Read the records and write them out again exactly.

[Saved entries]
------------------------

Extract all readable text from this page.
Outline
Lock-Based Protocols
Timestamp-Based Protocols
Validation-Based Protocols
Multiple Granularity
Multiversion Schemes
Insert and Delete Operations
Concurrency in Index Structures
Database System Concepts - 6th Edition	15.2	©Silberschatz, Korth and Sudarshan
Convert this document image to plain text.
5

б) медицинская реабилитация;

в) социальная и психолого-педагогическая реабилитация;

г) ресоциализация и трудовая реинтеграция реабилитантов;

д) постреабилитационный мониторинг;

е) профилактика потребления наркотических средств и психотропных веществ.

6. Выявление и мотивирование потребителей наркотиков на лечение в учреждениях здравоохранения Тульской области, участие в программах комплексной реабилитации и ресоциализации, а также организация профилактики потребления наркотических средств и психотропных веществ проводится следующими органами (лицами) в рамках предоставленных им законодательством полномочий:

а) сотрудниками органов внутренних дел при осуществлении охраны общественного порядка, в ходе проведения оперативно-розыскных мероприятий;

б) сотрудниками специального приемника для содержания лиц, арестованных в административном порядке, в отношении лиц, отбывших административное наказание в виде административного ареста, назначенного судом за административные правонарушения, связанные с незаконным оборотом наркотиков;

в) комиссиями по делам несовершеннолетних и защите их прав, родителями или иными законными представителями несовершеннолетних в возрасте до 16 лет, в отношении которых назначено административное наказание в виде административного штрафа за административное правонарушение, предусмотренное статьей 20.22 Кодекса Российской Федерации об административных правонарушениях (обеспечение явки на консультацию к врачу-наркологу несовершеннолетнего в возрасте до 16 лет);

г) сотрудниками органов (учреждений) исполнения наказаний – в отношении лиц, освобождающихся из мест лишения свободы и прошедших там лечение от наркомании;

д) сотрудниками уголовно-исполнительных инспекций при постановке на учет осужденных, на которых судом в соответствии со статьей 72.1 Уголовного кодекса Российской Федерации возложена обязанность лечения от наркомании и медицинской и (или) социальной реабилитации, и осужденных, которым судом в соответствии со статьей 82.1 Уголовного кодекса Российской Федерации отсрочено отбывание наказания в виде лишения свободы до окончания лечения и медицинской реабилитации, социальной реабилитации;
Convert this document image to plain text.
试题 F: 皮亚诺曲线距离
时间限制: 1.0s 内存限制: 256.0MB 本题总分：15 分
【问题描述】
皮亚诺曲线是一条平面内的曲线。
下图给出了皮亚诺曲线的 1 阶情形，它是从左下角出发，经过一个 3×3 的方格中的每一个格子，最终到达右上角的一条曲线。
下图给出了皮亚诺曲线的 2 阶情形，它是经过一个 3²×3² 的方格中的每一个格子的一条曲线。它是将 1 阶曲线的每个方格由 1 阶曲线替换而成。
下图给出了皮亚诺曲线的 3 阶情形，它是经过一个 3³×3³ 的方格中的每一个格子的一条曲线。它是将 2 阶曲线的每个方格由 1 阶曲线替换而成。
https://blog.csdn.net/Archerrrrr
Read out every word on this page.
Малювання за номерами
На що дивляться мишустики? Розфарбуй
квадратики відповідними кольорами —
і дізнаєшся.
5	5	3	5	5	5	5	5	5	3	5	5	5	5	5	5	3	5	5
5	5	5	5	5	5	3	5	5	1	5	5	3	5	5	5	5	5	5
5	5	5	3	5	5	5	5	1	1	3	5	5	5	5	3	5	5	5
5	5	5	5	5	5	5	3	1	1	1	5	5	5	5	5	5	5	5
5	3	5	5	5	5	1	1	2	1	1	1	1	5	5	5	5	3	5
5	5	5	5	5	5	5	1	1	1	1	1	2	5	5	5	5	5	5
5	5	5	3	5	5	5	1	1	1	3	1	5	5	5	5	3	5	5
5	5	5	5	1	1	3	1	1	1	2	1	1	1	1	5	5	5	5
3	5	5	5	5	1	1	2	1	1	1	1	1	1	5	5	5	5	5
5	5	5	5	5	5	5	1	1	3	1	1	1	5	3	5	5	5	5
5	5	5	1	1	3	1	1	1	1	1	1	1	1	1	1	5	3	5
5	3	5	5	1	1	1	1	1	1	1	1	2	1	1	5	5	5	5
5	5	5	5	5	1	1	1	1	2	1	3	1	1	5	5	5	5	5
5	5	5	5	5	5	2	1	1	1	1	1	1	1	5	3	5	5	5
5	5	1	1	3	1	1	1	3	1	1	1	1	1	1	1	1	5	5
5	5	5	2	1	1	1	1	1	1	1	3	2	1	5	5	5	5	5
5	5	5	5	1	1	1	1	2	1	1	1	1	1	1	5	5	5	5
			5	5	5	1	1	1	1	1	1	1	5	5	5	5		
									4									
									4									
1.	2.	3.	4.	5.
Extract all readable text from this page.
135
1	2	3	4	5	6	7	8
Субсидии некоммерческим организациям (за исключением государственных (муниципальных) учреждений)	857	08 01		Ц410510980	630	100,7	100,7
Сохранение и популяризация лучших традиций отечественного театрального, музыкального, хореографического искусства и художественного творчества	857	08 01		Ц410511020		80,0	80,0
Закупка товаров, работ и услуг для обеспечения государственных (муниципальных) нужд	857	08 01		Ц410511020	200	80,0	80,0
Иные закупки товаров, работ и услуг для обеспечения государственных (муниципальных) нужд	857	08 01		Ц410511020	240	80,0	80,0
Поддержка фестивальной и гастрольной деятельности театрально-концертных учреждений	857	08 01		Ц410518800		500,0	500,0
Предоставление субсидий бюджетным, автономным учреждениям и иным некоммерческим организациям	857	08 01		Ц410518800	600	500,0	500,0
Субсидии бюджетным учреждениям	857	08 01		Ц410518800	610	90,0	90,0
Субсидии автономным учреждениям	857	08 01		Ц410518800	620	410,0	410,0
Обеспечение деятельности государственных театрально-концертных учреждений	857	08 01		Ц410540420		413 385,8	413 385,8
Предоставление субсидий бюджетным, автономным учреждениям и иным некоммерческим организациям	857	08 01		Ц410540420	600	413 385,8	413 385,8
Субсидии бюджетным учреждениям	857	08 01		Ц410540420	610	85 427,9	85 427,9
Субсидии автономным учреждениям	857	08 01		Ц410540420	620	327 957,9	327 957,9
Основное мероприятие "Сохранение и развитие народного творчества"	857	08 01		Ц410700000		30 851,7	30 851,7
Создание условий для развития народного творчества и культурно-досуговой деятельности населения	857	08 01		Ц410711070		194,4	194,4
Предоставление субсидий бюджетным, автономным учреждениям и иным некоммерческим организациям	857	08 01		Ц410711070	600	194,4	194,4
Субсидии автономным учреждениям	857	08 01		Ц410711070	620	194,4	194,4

------------------------

- **Complete answer**:
Extract all readable text from this page.
Outline
Lock-Based Protocols
Timestamp-Based Protocols
Validation-Based Protocols
Multiple Granularity
Multiversion Schemes
Insert and Delete Operations
Concurrency in Index Structures
Database System Concepts - 6th Edition	15.2	©Silberschatz, Korth and Sudarshan
Convert this document image to plain text.
5

б) медицинская реабилитация;

в) социальная и психолого-педагогическая реабилитация;

г) ресоциализация и трудовая реинтеграция реабилитантов;

д) постреабилитационный мониторинг;

е) профилактика потребления наркотических средств и психотропных веществ.

6. Выявление и мотивирование потребителей наркотиков на лечение в учреждениях здравоохранения Тульской области, участие в программах комплексной реабилитации и ресоциализации, а также организация профилактики потребления наркотических средств и психотропных веществ проводится следующими органами (лицами) в рамках предоставленных им законодательством полномочий:

а) сотрудниками органов внутренних дел при осуществлении охраны общественного порядка, в ходе проведения оперативно-розыскных мероприятий;

б) сотрудниками специального приемника для содержания лиц, арестованных в административном порядке, в отношении лиц, отбывших административное наказание в виде административного ареста, назначенного судом за административные правонарушения, связанные с незаконным оборотом наркотиков;

в) комиссиями по делам несовершеннолетних и защите их прав, родителями или иными законными представителями несовершеннолетних в возрасте до 16 лет, в отношении которых назначено административное наказание в виде административного штрафа за административное правонарушение, предусмотренное статьей 20.22 Кодекса Российской Федерации об административных правонарушениях (обеспечение явки на консультацию к врачу-наркологу несовершеннолетнего в возрасте до 16 лет);

г) сотрудниками органов (учреждений) исполнения наказаний – в отношении лиц, освобождающихся из мест лишения свободы и прошедших там лечение от наркомании;

д) сотрудниками уголовно-исполнительных инспекций при постановке на учет осужденных, на которых судом в соответствии со статьей 72.1 Уголовного кодекса Российской Федерации возложена обязанность лечения от наркомании и медицинской и (или) социальной реабилитации, и осужденных, которым судом в соответствии со статьей 82.1 Уголовного кодекса Российской Федерации отсрочено отбывание наказания в виде лишения свободы до окончания лечения и медицинской реабилитации, социальной реабилитации;
Convert this document image to plain text.
试题 F: 皮亚诺曲线距离
时间限制: 1.0s 内存限制: 256.0MB 本题总分：15 分
【问题描述】
皮亚诺曲线是一条平面内的曲线。
下图给出了皮亚诺曲线的 1 阶情形，它是从左下角出发，经过一个 3×3 的方格中的每一个格子，最终到达右上角的一条曲线。
下图给出了皮亚诺曲线的 2 阶情形，它是经过一个 3²×3² 的方格中的每一个格子的一条曲线。它是将 1 阶曲线的每个方格由 1 阶曲线替换而成。
下图给出了皮亚诺曲线的 3 阶情形，它是经过一个 3³×3³ 的方格中的每一个格子的一条曲线。它是将 2 阶曲线的每个方格由 1 阶曲线替换而成。
https://blog.csdn.net/Archerrrrr
Read out every word on this page.
Малювання за номерами
На що дивляться мишустики? Розфарбуй
квадратики відповідними кольорами —
і дізнаєшся.
5	5	3	5	5	5	5	5	5	3	5	5	5	5	5	5	3	5	5
5	5	5	5	5	5	3	5	5	1	5	5	3	5	5	5	5	5	5
5	5	5	3	5	5	5	5	1	1	3	5	5	5	5	3	5	5	5
5	5	5	5	5	5	5	3	1	1	1	5	5	5	5	5	5	5	5
5	3	5	5	5	5	1	1	2	1	1	1	1	5	5	5	5	3	5
5	5	5	5	5	5	5	1	1	1	1	1	2	5	5	5	5	5	5
5	5	5	3	5	5	5	1	1	1	3	1	5	5	5	5	3	5	5
5	5	5	5	1	1	3	1	1	1	2	1	1	1	1	5	5	5	5
3	5	5	5	5	1	1	2	1	1	1	1	1	1	5	5	5	5	5
5	5	5	5	5	5	5	1	1	3	1	1	1	5	3	5	5	5	5
5	5	5	1	1	3	1	1	1	1	1	1	1	1	1	1	5	3	5
5	3	5	5	1	1	1	1	1	1	1	1	2	1	1	5	5	5	5
5	5	5	5	5	1	1	1	1	2	1	3	1	1	5	5	5	5	5
5	5	5	5	5	5	2	1	1	1	1	1	1	1	5	3	5	5	5
5	5	1	1	3	1	1	1	3	1	1	1	1	1	1	1	1	5	5
5	5	5	2	1	1	1	1	1	1	1	3	2	1	5	5	5	5	5
5	5	5	5	1	1	1	1	2	1	1	1	1	1	1	5	5	5	5
			5	5	5	1	1	1	1	1	1	1	5	5	5	5		
									4									
									4									
1.	2.	3.	4.	5.
Extract all readable text from this page.
135
1	2	3	4	5	6	7	8
Субсидии некоммерческим организациям (за исключением государственных (муниципальных) учреждений)	857	08 01		Ц410510980	630	100,7	100,7
Сохранение и популяризация лучших традиций отечественного театрального, музыкального, хореографического искусства и художественного творчества	857	08 01		Ц410511020		80,0	80,0
Закупка товаров, работ и услуг для обеспечения государственных (муниципальных) нужд	857	08 01		Ц410511020	200	80,0	80,0
Иные закупки товаров, работ и услуг для обеспечения государственных (муниципальных) нужд	857	08 01		Ц410511020	240	80,0	80,0
Поддержка фестивальной и гастрольной деятельности театрально-концертных учреждений	857	08 01		Ц410518800		500,0	500,0
Предоставление субсидий бюджетным, автономным учреждениям и иным некоммерческим организациям	857	08 01		Ц410518800	600	500,0	500,0
Субсидии бюджетным учреждениям	857	08 01		Ц410518800	610	90,0	90,0
Субсидии автономным учреждениям	857	08 01		Ц410518800	620	410,0	410,0
Обеспечение деятельности государственных театрально-концертных учреждений	857	08 01		Ц410540420		413 385,8	413 385,8
Предоставление субсидий бюджетным, автономным учреждениям и иным некоммерческим организациям	857	08 01		Ц410540420	600	413 385,8	413 385,8
Субсидии бюджетным учреждениям	857	08 01		Ц410540420	610	85 427,9	85 427,9
Субсидии автономным учреждениям	857	08 01		Ц410540420	620	327 957,9	327 957,9
Основное мероприятие "Сохранение и развитие народного творчества"	857	08 01		Ц410700000		30 851,7	30 851,7
Создание условий для развития народного творчества и культурно-досуговой деятельности населения	857	08 01		Ц410711070		194,4	194,4
Предоставление субсидий бюджетным, автономным учреждениям и иным некоммерческим организациям	857	08 01		Ц410711070	600	194,4	194,4
Субсидии автономным учреждениям	857	08 01		Ц410711070	620	194,4	194,4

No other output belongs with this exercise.